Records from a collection
========

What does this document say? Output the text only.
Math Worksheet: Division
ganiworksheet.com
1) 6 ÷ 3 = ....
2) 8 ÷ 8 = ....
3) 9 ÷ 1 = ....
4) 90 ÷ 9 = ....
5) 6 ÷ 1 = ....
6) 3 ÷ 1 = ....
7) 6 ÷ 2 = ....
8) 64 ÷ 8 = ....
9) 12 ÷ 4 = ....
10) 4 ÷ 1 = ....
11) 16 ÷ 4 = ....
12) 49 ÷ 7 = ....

========

→ **Exercise goal**
Write out the entries in full, exactly as given.

→ **Output of the task**
What does this document say? Output the text only.
Math Worksheet: Division
ganiworksheet.com
1) 6 ÷ 3 = ....
2) 8 ÷ 8 = ....
3) 9 ÷ 1 = ....
4) 90 ÷ 9 = ....
5) 6 ÷ 1 = ....
6) 3 ÷ 1 = ....
7) 6 ÷ 2 = ....
8) 64 ÷ 8 = ....
9) 12 ÷ 4 = ....
10) 4 ÷ 1 = ....
11) 16 ÷ 4 = ....
12) 49 ÷ 7 = ....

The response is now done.